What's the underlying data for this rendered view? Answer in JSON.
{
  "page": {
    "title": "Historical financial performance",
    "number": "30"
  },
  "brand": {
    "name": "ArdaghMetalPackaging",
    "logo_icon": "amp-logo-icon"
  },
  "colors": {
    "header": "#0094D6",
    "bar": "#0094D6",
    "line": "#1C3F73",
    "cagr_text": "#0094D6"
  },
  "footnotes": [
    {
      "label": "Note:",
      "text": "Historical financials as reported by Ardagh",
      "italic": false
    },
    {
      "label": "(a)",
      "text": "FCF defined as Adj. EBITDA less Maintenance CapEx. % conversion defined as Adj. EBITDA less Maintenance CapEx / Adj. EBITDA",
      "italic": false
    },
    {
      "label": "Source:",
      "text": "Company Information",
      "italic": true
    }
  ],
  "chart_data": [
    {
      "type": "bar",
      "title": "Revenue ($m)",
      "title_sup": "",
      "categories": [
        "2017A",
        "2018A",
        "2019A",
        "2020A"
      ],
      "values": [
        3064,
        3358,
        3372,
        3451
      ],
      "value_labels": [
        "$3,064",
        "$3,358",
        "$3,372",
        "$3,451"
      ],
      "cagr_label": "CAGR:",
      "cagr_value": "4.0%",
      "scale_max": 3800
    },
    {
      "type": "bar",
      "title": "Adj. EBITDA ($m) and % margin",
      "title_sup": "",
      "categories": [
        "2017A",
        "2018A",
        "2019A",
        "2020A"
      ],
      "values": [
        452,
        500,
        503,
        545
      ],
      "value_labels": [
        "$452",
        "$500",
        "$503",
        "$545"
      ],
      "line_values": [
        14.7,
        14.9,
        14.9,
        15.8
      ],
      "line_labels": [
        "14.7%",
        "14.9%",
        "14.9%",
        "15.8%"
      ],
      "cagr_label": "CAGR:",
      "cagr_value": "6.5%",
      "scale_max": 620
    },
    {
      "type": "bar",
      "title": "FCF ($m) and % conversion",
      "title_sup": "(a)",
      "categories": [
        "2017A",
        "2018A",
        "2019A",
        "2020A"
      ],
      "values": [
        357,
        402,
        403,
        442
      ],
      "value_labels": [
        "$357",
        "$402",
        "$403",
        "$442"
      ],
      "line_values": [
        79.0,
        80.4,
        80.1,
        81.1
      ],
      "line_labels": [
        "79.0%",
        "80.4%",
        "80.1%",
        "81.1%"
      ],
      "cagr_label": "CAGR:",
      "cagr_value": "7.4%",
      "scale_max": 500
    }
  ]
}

- - - -

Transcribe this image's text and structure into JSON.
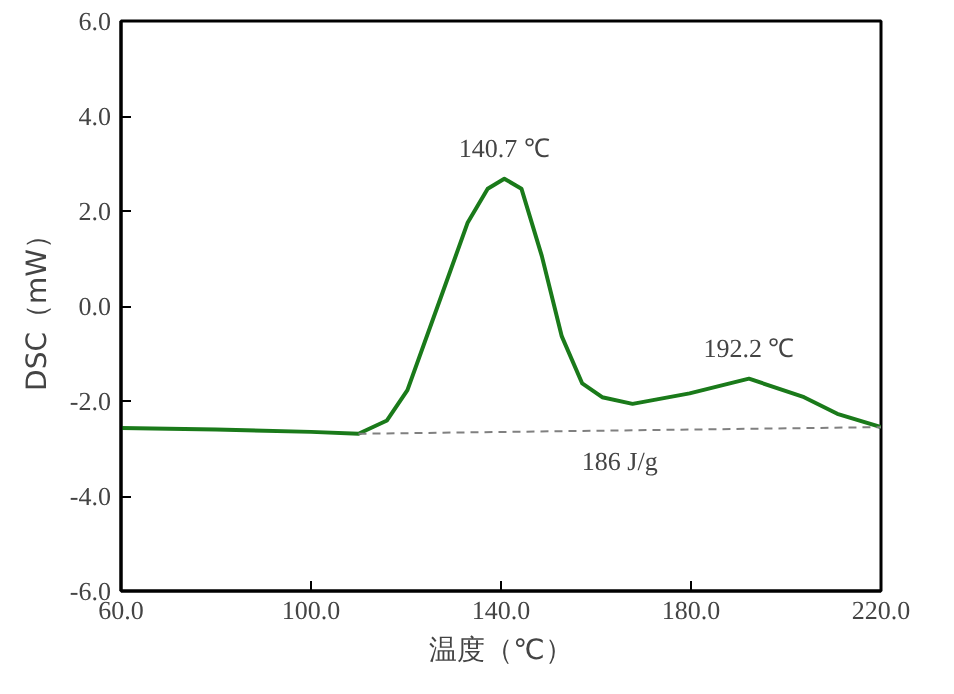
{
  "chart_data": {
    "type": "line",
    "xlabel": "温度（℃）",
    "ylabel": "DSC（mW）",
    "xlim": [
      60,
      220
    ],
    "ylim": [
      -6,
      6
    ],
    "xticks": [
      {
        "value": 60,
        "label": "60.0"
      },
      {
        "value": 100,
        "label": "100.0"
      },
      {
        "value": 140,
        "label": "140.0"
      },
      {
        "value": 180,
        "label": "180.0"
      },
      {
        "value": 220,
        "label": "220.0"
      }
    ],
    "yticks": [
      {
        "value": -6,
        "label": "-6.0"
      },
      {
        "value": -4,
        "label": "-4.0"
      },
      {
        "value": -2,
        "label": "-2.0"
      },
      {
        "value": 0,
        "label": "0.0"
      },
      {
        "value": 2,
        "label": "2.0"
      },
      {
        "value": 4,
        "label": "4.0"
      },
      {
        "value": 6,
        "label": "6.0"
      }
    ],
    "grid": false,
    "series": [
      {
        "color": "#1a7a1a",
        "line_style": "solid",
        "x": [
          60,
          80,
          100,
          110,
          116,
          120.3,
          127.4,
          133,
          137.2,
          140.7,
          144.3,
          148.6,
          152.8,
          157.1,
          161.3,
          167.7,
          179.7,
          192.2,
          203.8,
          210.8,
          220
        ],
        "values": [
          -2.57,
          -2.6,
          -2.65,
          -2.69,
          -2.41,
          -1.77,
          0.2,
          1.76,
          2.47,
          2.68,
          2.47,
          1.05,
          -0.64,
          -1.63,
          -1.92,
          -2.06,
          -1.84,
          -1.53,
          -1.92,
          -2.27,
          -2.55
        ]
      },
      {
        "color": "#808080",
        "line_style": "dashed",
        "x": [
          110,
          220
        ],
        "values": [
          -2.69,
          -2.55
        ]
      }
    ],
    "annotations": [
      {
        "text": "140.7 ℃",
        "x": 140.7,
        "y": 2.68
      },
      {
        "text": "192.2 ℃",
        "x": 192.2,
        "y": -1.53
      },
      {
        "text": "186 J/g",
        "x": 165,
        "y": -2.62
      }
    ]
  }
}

- - - -

Your task:
Scan the material above. Copy each line where "EBITDA" occurs.

Solution:
      "text": "FCF defined as Adj. EBITDA less Maintenance CapEx. % conversion defined as Adj. EBITDA less Maintenance CapEx / Adj. EBITDA",
      "title": "Adj. EBITDA ($m) and % margin",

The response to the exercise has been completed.